SHORT TASK: Determine which lines contain the word "with", then copy those lines.
··········
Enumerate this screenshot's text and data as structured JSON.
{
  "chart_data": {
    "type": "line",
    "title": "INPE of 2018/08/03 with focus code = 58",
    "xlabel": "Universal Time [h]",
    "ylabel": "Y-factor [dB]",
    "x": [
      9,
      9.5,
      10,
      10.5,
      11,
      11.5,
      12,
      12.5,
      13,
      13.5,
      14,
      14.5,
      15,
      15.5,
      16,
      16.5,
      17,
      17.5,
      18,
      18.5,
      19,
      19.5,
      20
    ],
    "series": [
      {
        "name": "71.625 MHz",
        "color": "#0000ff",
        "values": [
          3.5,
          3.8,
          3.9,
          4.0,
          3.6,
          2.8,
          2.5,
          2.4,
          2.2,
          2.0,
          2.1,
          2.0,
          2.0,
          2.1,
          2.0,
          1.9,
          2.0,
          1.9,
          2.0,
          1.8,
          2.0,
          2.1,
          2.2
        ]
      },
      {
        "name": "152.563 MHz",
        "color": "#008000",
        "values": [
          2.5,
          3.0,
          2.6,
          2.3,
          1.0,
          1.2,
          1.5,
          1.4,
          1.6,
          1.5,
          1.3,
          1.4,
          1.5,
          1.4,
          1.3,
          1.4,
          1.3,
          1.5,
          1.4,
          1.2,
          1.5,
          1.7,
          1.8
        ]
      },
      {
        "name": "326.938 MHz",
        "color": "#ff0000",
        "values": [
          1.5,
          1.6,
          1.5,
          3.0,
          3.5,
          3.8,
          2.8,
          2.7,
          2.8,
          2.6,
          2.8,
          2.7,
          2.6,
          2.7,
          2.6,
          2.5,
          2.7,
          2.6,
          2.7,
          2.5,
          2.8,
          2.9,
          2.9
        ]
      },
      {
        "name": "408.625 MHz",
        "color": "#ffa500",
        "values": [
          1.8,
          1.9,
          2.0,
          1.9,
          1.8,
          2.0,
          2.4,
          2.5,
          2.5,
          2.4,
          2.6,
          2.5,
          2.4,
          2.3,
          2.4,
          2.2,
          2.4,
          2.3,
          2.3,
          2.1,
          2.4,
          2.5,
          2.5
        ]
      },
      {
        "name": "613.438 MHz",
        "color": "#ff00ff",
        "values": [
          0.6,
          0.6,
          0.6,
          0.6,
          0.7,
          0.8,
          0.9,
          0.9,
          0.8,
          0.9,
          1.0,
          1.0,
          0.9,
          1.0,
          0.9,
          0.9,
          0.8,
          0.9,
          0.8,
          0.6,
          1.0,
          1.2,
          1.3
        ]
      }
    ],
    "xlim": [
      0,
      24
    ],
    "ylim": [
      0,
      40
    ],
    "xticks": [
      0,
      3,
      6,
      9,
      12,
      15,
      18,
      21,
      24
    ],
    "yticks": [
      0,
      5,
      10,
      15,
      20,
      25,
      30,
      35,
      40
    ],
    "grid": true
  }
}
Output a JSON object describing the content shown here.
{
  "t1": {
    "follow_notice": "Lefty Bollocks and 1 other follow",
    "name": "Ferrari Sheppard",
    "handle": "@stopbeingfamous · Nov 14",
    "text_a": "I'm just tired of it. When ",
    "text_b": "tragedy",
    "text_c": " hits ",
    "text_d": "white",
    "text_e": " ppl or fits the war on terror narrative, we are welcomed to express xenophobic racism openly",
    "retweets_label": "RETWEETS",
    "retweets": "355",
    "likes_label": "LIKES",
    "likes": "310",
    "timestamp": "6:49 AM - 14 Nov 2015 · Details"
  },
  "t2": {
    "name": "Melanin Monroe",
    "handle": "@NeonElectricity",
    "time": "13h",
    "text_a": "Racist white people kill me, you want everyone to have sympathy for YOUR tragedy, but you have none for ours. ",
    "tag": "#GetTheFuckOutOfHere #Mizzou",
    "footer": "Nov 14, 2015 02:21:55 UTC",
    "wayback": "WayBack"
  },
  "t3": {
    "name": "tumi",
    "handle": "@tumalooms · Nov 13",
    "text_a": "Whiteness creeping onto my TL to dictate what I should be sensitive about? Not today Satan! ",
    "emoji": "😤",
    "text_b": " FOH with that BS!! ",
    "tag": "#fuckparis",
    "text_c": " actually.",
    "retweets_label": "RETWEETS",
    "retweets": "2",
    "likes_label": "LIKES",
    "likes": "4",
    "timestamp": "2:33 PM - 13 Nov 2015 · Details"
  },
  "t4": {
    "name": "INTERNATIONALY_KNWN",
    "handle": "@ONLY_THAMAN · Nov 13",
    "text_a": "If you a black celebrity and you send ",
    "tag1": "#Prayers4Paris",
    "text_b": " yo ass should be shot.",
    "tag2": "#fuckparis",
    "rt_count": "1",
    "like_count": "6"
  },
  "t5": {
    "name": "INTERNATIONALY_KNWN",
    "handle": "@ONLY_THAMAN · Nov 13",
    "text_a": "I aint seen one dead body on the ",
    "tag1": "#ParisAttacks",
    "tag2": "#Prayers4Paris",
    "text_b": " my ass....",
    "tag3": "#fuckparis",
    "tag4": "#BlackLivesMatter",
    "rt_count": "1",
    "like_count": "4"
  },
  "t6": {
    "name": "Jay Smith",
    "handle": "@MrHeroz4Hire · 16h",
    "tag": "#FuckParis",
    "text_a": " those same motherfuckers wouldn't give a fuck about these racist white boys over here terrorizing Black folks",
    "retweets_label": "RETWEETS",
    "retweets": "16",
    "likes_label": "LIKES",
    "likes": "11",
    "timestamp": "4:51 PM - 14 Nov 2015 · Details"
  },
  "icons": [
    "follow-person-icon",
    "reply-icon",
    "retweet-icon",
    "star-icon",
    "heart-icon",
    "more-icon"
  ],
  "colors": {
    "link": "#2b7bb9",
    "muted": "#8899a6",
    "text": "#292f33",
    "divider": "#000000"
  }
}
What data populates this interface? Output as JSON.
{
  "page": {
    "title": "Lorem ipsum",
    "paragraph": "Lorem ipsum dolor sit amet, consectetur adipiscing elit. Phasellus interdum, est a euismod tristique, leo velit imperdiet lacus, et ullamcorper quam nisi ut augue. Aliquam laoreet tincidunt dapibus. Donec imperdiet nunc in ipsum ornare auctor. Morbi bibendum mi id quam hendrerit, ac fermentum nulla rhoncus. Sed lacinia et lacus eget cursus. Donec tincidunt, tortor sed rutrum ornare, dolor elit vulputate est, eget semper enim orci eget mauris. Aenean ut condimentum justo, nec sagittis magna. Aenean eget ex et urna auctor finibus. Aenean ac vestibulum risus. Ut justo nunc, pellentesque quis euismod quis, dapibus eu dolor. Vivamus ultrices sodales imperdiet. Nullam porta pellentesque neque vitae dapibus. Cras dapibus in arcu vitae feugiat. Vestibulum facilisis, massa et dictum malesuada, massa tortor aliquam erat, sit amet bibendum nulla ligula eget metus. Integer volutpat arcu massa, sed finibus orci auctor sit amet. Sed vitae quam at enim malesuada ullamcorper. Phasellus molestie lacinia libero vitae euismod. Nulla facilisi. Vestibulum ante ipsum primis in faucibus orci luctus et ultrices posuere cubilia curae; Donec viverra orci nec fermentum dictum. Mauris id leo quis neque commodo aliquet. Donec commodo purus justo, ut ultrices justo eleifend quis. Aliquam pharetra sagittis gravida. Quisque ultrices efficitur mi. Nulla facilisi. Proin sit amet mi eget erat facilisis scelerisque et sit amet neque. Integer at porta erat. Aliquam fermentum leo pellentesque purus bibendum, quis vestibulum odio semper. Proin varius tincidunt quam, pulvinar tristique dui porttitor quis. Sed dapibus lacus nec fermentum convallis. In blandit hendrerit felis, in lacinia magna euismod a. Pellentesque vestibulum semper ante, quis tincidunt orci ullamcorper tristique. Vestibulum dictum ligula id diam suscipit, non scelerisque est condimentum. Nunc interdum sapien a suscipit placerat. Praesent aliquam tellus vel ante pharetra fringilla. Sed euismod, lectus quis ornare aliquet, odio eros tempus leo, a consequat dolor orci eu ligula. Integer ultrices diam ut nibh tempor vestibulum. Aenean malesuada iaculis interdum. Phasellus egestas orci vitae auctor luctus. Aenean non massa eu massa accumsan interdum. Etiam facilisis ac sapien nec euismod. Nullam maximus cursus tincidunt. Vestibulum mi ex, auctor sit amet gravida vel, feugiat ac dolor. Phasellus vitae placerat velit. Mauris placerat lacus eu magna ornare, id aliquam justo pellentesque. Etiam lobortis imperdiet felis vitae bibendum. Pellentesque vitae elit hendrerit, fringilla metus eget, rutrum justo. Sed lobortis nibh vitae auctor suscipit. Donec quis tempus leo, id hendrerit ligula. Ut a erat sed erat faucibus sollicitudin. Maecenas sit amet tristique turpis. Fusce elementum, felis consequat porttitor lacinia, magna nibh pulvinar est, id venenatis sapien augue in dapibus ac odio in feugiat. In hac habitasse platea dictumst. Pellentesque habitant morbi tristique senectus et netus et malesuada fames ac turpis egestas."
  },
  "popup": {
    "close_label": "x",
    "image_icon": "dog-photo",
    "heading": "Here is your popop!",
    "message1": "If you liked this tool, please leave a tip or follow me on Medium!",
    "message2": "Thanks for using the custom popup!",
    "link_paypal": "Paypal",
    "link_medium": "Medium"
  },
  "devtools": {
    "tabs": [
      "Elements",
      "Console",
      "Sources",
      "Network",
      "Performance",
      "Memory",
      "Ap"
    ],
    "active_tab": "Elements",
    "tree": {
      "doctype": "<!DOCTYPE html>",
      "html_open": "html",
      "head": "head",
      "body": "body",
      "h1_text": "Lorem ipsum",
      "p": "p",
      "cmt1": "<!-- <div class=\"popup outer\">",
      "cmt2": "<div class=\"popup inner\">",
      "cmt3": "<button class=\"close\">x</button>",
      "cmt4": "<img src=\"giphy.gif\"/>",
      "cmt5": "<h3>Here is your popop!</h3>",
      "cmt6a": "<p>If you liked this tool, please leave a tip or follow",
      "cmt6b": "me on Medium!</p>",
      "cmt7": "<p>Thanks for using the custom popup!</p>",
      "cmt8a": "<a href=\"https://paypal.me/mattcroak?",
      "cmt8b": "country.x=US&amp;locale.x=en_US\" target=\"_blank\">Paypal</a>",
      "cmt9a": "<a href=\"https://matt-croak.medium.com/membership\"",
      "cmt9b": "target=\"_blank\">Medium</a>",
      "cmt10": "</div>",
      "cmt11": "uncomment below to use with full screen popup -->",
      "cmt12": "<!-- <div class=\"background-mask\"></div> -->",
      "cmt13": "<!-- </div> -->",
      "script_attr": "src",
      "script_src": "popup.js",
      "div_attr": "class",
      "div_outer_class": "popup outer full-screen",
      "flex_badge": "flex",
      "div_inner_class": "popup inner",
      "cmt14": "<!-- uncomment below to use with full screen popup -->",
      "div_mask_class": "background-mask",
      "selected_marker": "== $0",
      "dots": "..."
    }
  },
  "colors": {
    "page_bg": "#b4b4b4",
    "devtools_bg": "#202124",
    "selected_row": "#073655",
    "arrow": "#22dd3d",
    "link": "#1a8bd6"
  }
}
··········
WRITTEN ANSWER:
    "title": "INPE of 2018/08/03 with focus code = 58",
    "text_b": " FOH with that BS!! ",
      "cmt11": "uncomment below to use with full screen popup -->",
      "cmt14": "<!-- uncomment below to use with full screen popup -->",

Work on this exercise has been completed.